TASK TO CARRY OUT. Show all lines of the listing that hold the word "Configuring".

PROVIDED RECORDS.
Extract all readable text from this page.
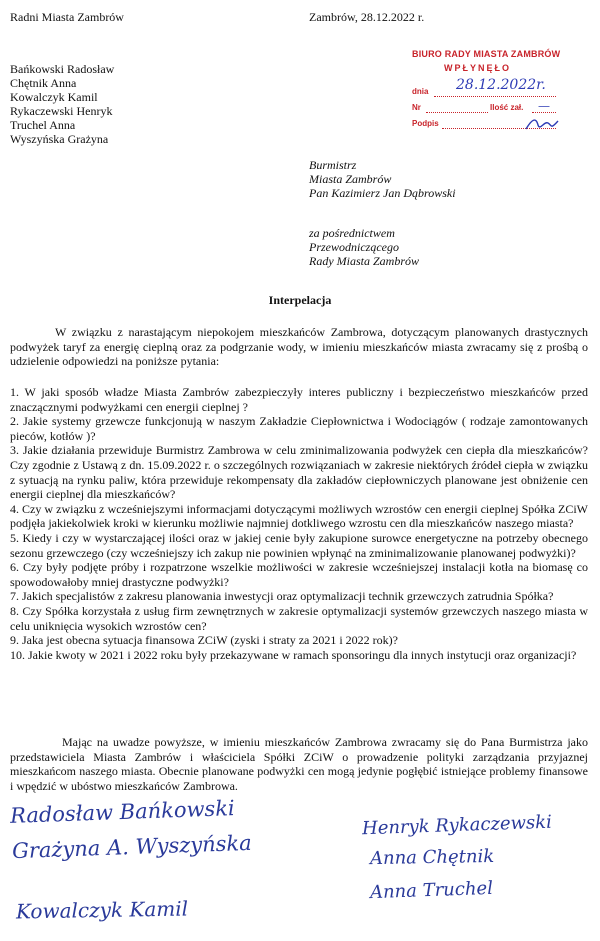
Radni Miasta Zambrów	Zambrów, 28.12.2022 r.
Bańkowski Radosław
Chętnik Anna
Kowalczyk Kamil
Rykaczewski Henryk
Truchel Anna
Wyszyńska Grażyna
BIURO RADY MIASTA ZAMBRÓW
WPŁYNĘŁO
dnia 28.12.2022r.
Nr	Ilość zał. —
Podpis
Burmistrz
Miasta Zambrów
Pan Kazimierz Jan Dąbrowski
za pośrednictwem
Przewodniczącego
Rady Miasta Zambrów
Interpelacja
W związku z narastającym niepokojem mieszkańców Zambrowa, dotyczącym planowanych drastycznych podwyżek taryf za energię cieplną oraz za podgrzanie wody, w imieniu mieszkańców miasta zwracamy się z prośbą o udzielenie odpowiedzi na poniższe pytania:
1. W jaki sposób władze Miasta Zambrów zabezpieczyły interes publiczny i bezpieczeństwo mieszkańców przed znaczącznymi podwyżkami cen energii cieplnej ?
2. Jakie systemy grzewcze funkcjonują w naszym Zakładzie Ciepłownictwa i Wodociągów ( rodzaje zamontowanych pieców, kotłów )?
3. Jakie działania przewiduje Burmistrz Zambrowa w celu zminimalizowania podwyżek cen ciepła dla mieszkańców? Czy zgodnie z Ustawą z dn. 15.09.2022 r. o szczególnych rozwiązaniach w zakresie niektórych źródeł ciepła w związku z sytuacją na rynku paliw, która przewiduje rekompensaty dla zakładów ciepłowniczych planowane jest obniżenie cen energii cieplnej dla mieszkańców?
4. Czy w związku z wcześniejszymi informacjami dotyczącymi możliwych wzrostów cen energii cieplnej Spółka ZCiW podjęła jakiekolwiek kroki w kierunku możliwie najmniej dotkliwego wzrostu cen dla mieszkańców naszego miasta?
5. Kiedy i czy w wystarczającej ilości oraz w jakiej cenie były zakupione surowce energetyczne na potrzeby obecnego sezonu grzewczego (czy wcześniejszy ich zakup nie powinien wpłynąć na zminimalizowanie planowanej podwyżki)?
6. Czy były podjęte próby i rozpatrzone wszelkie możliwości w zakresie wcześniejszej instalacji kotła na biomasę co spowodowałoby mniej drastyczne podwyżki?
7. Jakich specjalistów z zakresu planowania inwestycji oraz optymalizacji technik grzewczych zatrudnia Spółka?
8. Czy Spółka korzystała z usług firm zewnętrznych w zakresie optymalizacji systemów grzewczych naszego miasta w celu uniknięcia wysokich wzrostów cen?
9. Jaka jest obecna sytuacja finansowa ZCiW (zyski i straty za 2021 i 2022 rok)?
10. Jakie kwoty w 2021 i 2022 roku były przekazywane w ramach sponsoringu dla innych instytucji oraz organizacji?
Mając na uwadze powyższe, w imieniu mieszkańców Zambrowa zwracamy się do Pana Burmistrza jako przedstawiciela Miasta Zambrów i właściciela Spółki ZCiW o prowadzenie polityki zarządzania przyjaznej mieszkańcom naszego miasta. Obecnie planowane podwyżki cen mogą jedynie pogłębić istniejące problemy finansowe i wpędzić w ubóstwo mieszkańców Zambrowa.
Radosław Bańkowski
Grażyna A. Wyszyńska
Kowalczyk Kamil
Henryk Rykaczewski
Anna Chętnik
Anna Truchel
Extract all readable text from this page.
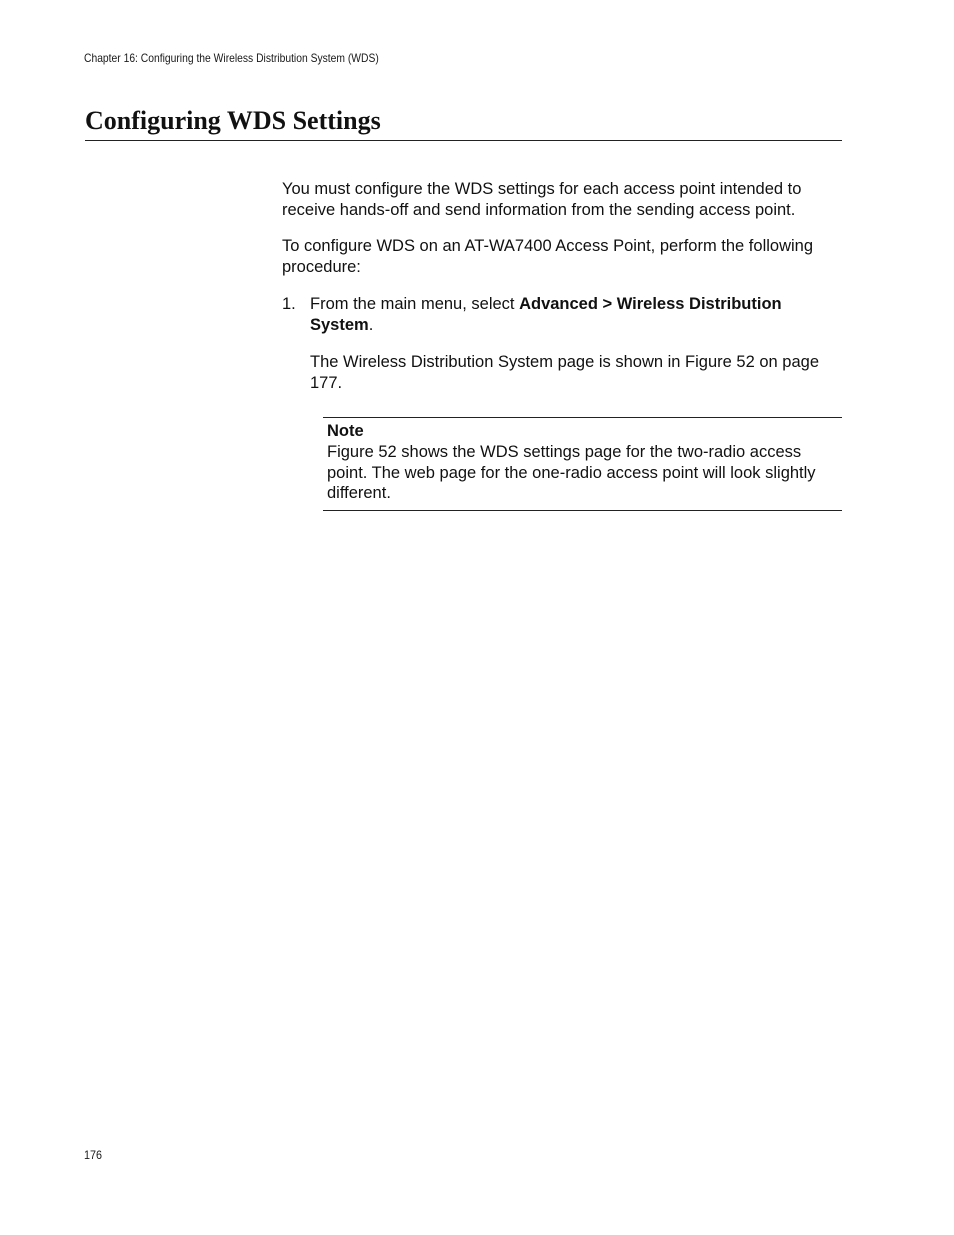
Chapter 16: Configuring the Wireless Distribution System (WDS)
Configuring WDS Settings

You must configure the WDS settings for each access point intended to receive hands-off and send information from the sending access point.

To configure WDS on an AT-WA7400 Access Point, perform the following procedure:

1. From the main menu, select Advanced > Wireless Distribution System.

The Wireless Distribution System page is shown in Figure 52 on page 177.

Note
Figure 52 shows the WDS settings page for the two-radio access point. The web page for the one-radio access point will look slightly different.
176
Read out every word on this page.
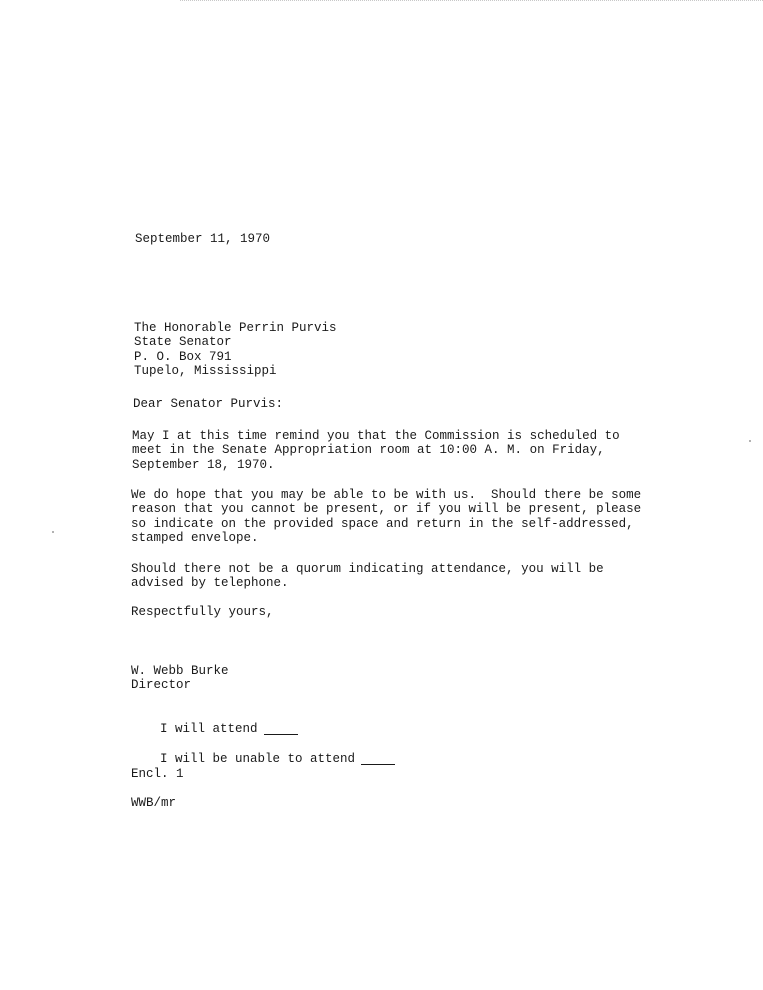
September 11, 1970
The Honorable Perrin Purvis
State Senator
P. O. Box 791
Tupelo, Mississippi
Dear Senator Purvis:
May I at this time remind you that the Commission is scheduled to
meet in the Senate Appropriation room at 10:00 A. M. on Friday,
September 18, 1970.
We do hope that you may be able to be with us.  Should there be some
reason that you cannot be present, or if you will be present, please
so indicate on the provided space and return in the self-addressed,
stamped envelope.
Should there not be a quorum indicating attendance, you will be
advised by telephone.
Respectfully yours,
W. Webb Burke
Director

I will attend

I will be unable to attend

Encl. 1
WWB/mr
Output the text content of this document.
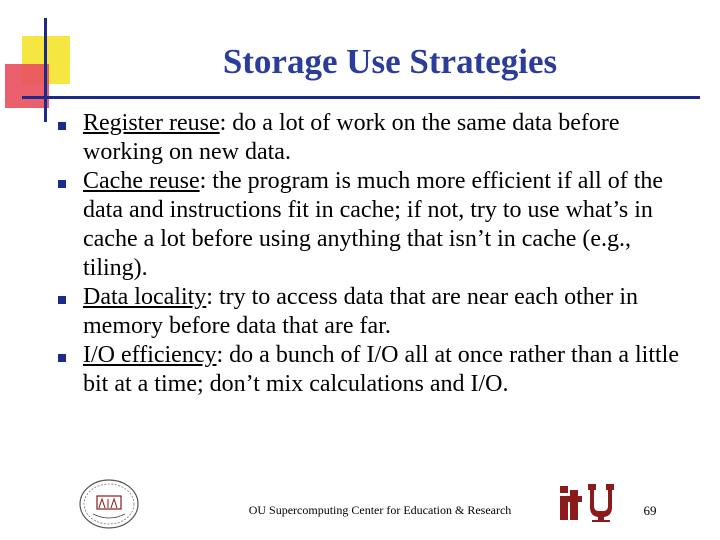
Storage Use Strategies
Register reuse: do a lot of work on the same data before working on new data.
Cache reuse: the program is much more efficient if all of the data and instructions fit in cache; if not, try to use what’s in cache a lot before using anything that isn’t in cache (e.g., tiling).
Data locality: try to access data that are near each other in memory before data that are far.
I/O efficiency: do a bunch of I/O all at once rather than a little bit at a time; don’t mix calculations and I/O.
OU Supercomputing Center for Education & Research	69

...

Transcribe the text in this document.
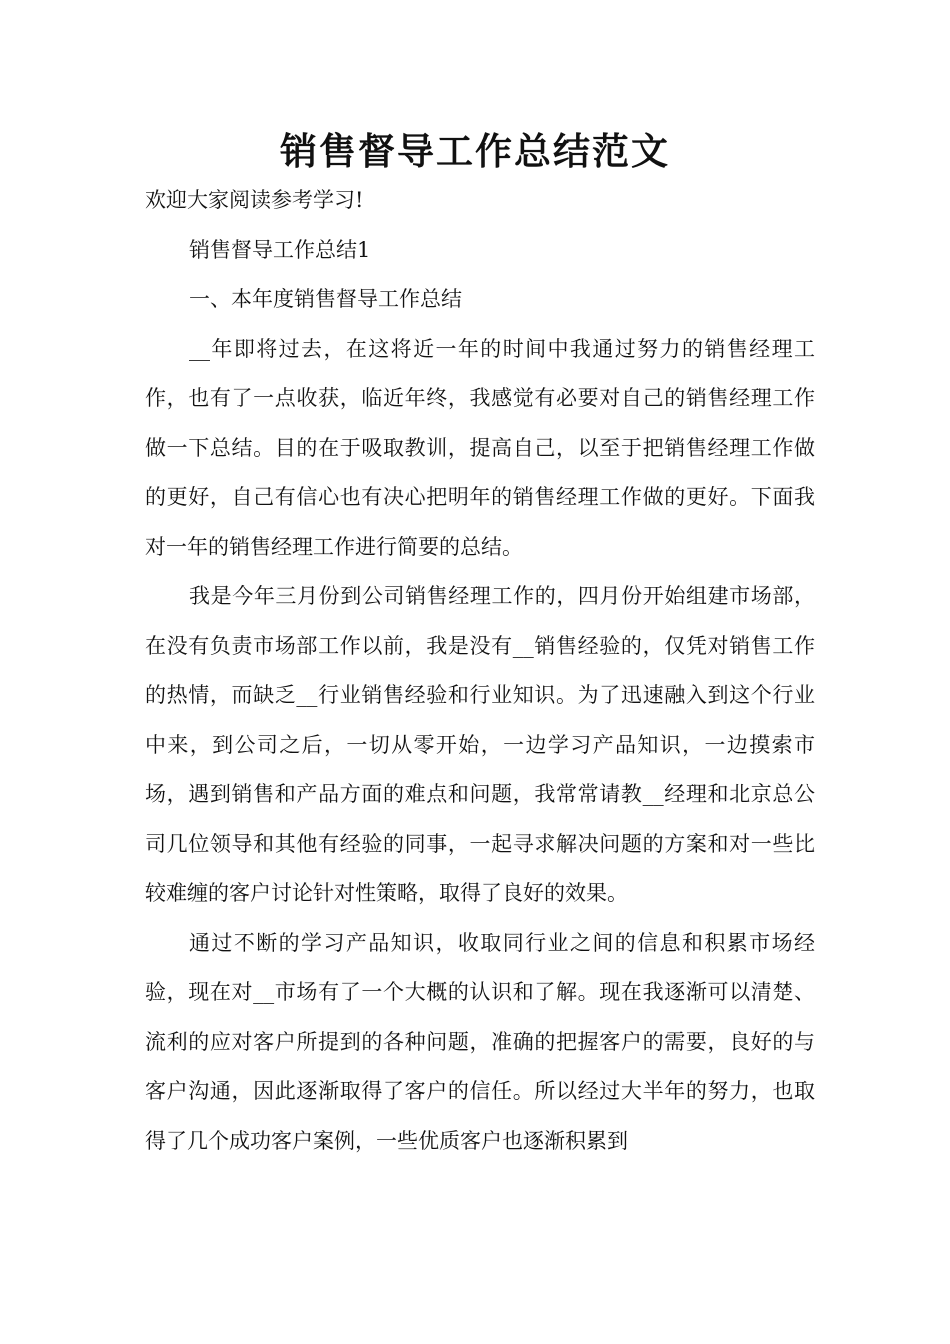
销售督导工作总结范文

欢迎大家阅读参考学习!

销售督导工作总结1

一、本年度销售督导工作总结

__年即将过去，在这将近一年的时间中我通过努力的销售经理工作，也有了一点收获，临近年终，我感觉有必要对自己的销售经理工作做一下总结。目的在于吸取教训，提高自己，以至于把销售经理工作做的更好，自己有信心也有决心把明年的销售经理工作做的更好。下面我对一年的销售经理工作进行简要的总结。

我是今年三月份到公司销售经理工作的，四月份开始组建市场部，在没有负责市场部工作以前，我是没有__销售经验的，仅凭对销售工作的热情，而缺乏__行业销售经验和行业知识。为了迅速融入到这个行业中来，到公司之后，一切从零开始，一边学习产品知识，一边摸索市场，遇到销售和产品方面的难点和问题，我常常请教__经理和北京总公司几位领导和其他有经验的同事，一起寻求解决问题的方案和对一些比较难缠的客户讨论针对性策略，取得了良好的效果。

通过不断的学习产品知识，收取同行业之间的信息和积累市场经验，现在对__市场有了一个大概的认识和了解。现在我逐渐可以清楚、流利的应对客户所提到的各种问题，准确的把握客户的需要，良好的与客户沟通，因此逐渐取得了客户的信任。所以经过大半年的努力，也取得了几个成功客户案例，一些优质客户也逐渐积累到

==

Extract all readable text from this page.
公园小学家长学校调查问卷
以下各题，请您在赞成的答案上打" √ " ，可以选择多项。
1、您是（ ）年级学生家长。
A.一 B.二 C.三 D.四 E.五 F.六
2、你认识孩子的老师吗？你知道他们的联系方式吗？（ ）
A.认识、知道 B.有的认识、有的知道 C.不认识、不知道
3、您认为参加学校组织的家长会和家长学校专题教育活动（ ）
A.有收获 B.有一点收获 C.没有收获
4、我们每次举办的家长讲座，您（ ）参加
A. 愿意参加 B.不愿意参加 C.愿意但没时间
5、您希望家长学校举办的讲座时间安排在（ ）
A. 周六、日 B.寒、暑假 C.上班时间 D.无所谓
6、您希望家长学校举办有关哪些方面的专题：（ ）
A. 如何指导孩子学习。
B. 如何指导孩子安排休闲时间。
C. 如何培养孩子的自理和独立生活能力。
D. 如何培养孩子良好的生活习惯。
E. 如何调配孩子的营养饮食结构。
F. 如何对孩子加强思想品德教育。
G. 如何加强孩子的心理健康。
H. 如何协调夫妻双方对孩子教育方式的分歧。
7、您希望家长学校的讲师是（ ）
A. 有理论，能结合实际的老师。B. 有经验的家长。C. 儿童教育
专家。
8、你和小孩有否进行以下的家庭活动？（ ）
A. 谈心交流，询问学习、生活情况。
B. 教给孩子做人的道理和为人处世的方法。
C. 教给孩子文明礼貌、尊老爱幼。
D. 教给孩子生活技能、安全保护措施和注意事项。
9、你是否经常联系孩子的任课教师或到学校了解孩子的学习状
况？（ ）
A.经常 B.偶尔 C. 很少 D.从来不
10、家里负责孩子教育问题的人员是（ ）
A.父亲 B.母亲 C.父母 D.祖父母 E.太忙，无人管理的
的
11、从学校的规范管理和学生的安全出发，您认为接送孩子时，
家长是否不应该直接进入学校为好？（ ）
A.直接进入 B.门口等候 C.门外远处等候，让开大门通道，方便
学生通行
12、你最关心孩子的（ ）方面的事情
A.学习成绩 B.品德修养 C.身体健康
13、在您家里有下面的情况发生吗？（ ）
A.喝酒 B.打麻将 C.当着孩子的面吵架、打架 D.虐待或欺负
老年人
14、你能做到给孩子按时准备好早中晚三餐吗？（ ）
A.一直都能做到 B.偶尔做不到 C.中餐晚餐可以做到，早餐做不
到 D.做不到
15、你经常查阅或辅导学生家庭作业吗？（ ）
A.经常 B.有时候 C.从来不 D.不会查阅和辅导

RESPONSE BELOW.
Chapter 16: Configuring the Wireless Distribution System (WDS)
Configuring WDS Settings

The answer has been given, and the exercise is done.